### Do this:
Pick every line from the data that holds the word "into".

Dataset records:
────────────────
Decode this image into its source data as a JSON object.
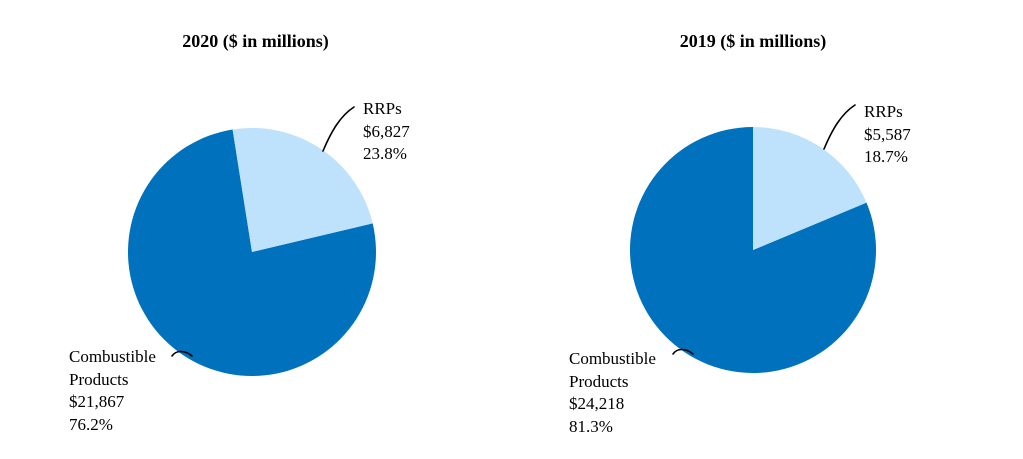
{
  "chart_data": [
    {
      "type": "pie",
      "title": "2020 ($ in millions)",
      "labels": [
        "RRPs",
        "Combustible Products"
      ],
      "values": [
        6827,
        21867
      ],
      "percentages": [
        23.8,
        76.2
      ],
      "colors": [
        "#BEE2FB",
        "#0071BC"
      ],
      "start_angle_deg": -9,
      "legend": "none, direct slice callouts",
      "callouts": {
        "rrps": {
          "name": "RRPs",
          "value": "$6,827",
          "pct": "23.8%"
        },
        "combustible": {
          "name_line1": "Combustible",
          "name_line2": "Products",
          "value": "$21,867",
          "pct": "76.2%"
        }
      }
    },
    {
      "type": "pie",
      "title": "2019 ($ in millions)",
      "labels": [
        "RRPs",
        "Combustible Products"
      ],
      "values": [
        5587,
        24218
      ],
      "percentages": [
        18.7,
        81.3
      ],
      "colors": [
        "#BEE2FB",
        "#0071BC"
      ],
      "start_angle_deg": 0,
      "legend": "none, direct slice callouts",
      "callouts": {
        "rrps": {
          "name": "RRPs",
          "value": "$5,587",
          "pct": "18.7%"
        },
        "combustible": {
          "name_line1": "Combustible",
          "name_line2": "Products",
          "value": "$24,218",
          "pct": "81.3%"
        }
      }
    }
  ]
}
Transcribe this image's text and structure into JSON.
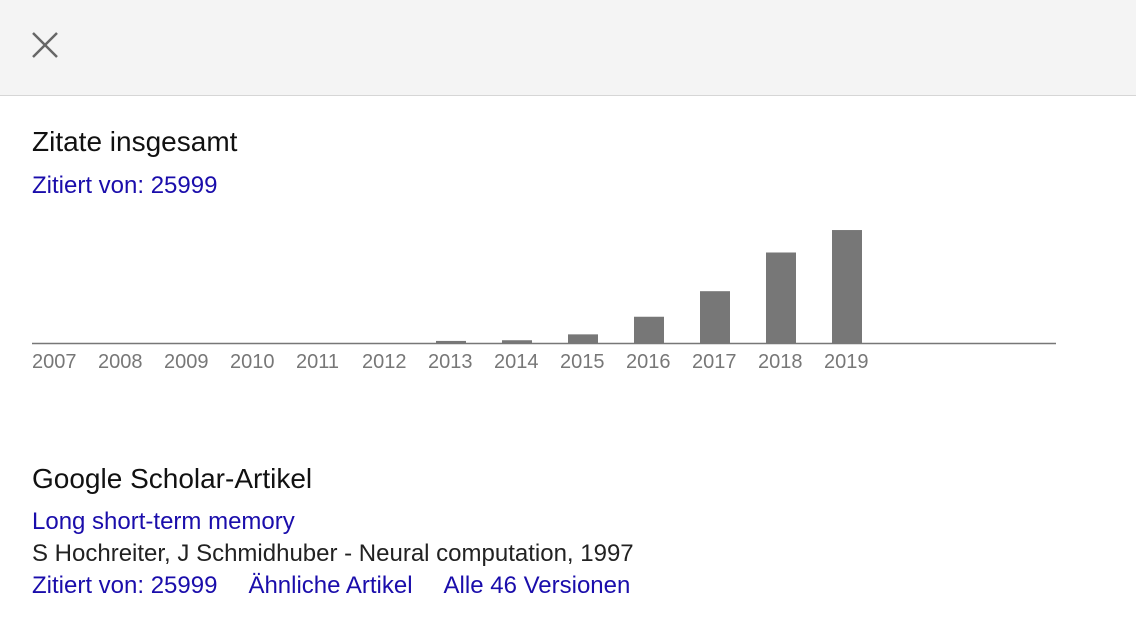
{
  "dialog": {
    "close_icon": "close-icon"
  },
  "citations": {
    "title": "Zitate insgesamt",
    "cited_by": "Zitiert von: 25999"
  },
  "chart_data": {
    "type": "bar",
    "categories": [
      "2007",
      "2008",
      "2009",
      "2010",
      "2011",
      "2012",
      "2013",
      "2014",
      "2015",
      "2016",
      "2017",
      "2018",
      "2019"
    ],
    "values": [
      0,
      0,
      0,
      0,
      0,
      0,
      60,
      80,
      250,
      760,
      1500,
      2620,
      3270
    ],
    "title": "",
    "xlabel": "",
    "ylabel": "",
    "ylim": [
      0,
      3300
    ],
    "grid": false,
    "bar_color": "#777777"
  },
  "articles": {
    "title": "Google Scholar-Artikel",
    "article_title": "Long short-term memory",
    "meta": "S Hochreiter, J Schmidhuber - Neural computation, 1997",
    "links": {
      "cited_by": "Zitiert von: 25999",
      "related": "Ähnliche Artikel",
      "versions": "Alle 46 Versionen"
    }
  },
  "colors": {
    "link": "#1a0dab",
    "topbar_bg": "#f4f4f4"
  }
}
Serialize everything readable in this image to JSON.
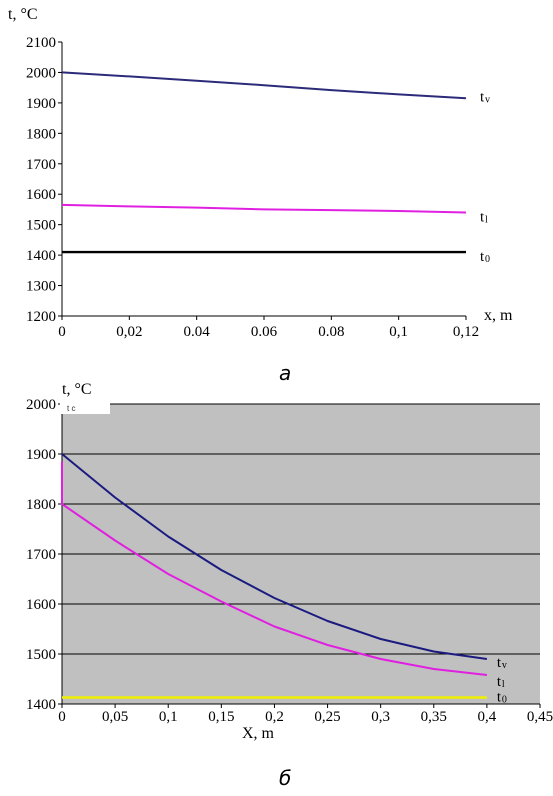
{
  "chart_data": [
    {
      "type": "line",
      "caption": "а",
      "ylabel": "t, °C",
      "xlabel": "x, m",
      "xlim": [
        0,
        0.12
      ],
      "ylim": [
        1200,
        2100
      ],
      "x_ticks": [
        0,
        0.02,
        0.04,
        0.06,
        0.08,
        0.1,
        0.12
      ],
      "x_tick_labels": [
        "0",
        "0,02",
        "0.04",
        "0.06",
        "0.08",
        "0,1",
        "0,12"
      ],
      "y_ticks": [
        1200,
        1300,
        1400,
        1500,
        1600,
        1700,
        1800,
        1900,
        2000,
        2100
      ],
      "y_tick_labels": [
        "1200",
        "1300",
        "1400",
        "1500",
        "1600",
        "1700",
        "1800",
        "1900",
        "2000",
        "2100"
      ],
      "grid": false,
      "series": [
        {
          "name": "tv",
          "label_main": "t",
          "label_sub": "v",
          "color": "#2b2b7a",
          "x": [
            0,
            0.02,
            0.04,
            0.06,
            0.08,
            0.1,
            0.12
          ],
          "y": [
            2000,
            1987,
            1973,
            1958,
            1942,
            1928,
            1915
          ]
        },
        {
          "name": "tl",
          "label_main": "t",
          "label_sub": "l",
          "color": "#e020e0",
          "x": [
            0,
            0.02,
            0.04,
            0.06,
            0.08,
            0.1,
            0.12
          ],
          "y": [
            1565,
            1560,
            1556,
            1550,
            1548,
            1545,
            1540
          ]
        },
        {
          "name": "t0",
          "label_main": "t",
          "label_sub": "0",
          "color": "#000000",
          "x": [
            0,
            0.12
          ],
          "y": [
            1410,
            1410
          ]
        }
      ]
    },
    {
      "type": "line",
      "caption": "б",
      "ylabel": "t, °C",
      "ylabel_small": "t c",
      "xlabel": "X, m",
      "xlim": [
        0,
        0.45
      ],
      "ylim": [
        1400,
        2000
      ],
      "x_ticks": [
        0,
        0.05,
        0.1,
        0.15,
        0.2,
        0.25,
        0.3,
        0.35,
        0.4,
        0.45
      ],
      "x_tick_labels": [
        "0",
        "0,05",
        "0,1",
        "0,15",
        "0,2",
        "0,25",
        "0,3",
        "0,35",
        "0,4",
        "0,45"
      ],
      "y_ticks": [
        1400,
        1500,
        1600,
        1700,
        1800,
        1900,
        2000
      ],
      "y_tick_labels": [
        "1400",
        "1500",
        "1600",
        "1700",
        "1800",
        "1900",
        "2000"
      ],
      "grid": true,
      "plot_bg": "#c0c0c0",
      "series": [
        {
          "name": "tv",
          "label_main": "t",
          "label_sub": "v",
          "color": "#1a1a80",
          "x": [
            0,
            0.05,
            0.1,
            0.15,
            0.2,
            0.25,
            0.3,
            0.35,
            0.4
          ],
          "y": [
            1900,
            1813,
            1735,
            1668,
            1612,
            1566,
            1530,
            1505,
            1490
          ]
        },
        {
          "name": "tl",
          "label_main": "t",
          "label_sub": "l",
          "color": "#e020e0",
          "x": [
            0,
            0,
            0.05,
            0.1,
            0.15,
            0.2,
            0.25,
            0.3,
            0.35,
            0.4
          ],
          "y": [
            1885,
            1800,
            1727,
            1660,
            1605,
            1555,
            1518,
            1490,
            1470,
            1458
          ]
        },
        {
          "name": "t0",
          "label_main": "t",
          "label_sub": "0",
          "color": "#f0f000",
          "x": [
            0,
            0.4
          ],
          "y": [
            1413,
            1413
          ]
        }
      ]
    }
  ]
}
────────────────
### Solution for this task:
Decode this image into its source data as a JSON object.
Transcribe this image's text and structure into JSON.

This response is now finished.